[Collected data entries]

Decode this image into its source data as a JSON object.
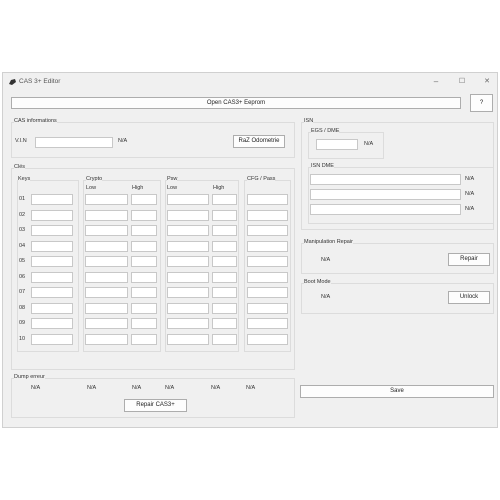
{
  "window": {
    "title": "CAS 3+ Editor",
    "minimize": "–",
    "maximize": "☐",
    "close": "✕"
  },
  "toolbar": {
    "open_label": "Open CAS3+ Eeprom",
    "help_label": "?"
  },
  "cas_info": {
    "title": "CAS informations",
    "vin_label": "V.I.N",
    "vin_value": "",
    "vin_status": "N/A",
    "raz_label": "RaZ Odometrie"
  },
  "cles": {
    "title": "Clés",
    "keys_header": "Keys",
    "crypto_header": "Crypto",
    "psw_header": "Psw",
    "cfg_header": "CFG / Pass",
    "low": "Low",
    "high": "High",
    "rows": [
      "01",
      "02",
      "03",
      "04",
      "05",
      "06",
      "07",
      "08",
      "09",
      "10"
    ]
  },
  "isn": {
    "title": "ISN",
    "egs_title": "EGS / DME",
    "egs_value": "N/A",
    "dme_title": "ISN DME",
    "dme_values": [
      "N/A",
      "N/A",
      "N/A"
    ]
  },
  "manipulation": {
    "title": "Manipulation Repair",
    "value": "N/A",
    "button": "Repair"
  },
  "boot": {
    "title": "Boot Mode",
    "value": "N/A",
    "button": "Unlock"
  },
  "dump": {
    "title": "Dump erreur",
    "values": [
      "N/A",
      "N/A",
      "N/A",
      "N/A",
      "N/A",
      "N/A"
    ],
    "button": "Repair CAS3+"
  },
  "save_label": "Save"
}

→ **The problem**
All the lines above are to be given again exactly as they read, with the pictures removed.

→ **Answer for this exercise**
Decode this image into its source data as a JSON object.
{
  "window": {
    "title": "CAS 3+ Editor",
    "minimize": "–",
    "maximize": "☐",
    "close": "✕"
  },
  "toolbar": {
    "open_label": "Open CAS3+ Eeprom",
    "help_label": "?"
  },
  "cas_info": {
    "title": "CAS informations",
    "vin_label": "V.I.N",
    "vin_value": "",
    "vin_status": "N/A",
    "raz_label": "RaZ Odometrie"
  },
  "cles": {
    "title": "Clés",
    "keys_header": "Keys",
    "crypto_header": "Crypto",
    "psw_header": "Psw",
    "cfg_header": "CFG / Pass",
    "low": "Low",
    "high": "High",
    "rows": [
      "01",
      "02",
      "03",
      "04",
      "05",
      "06",
      "07",
      "08",
      "09",
      "10"
    ]
  },
  "isn": {
    "title": "ISN",
    "egs_title": "EGS / DME",
    "egs_value": "N/A",
    "dme_title": "ISN DME",
    "dme_values": [
      "N/A",
      "N/A",
      "N/A"
    ]
  },
  "manipulation": {
    "title": "Manipulation Repair",
    "value": "N/A",
    "button": "Repair"
  },
  "boot": {
    "title": "Boot Mode",
    "value": "N/A",
    "button": "Unlock"
  },
  "dump": {
    "title": "Dump erreur",
    "values": [
      "N/A",
      "N/A",
      "N/A",
      "N/A",
      "N/A",
      "N/A"
    ],
    "button": "Repair CAS3+"
  },
  "save_label": "Save"
}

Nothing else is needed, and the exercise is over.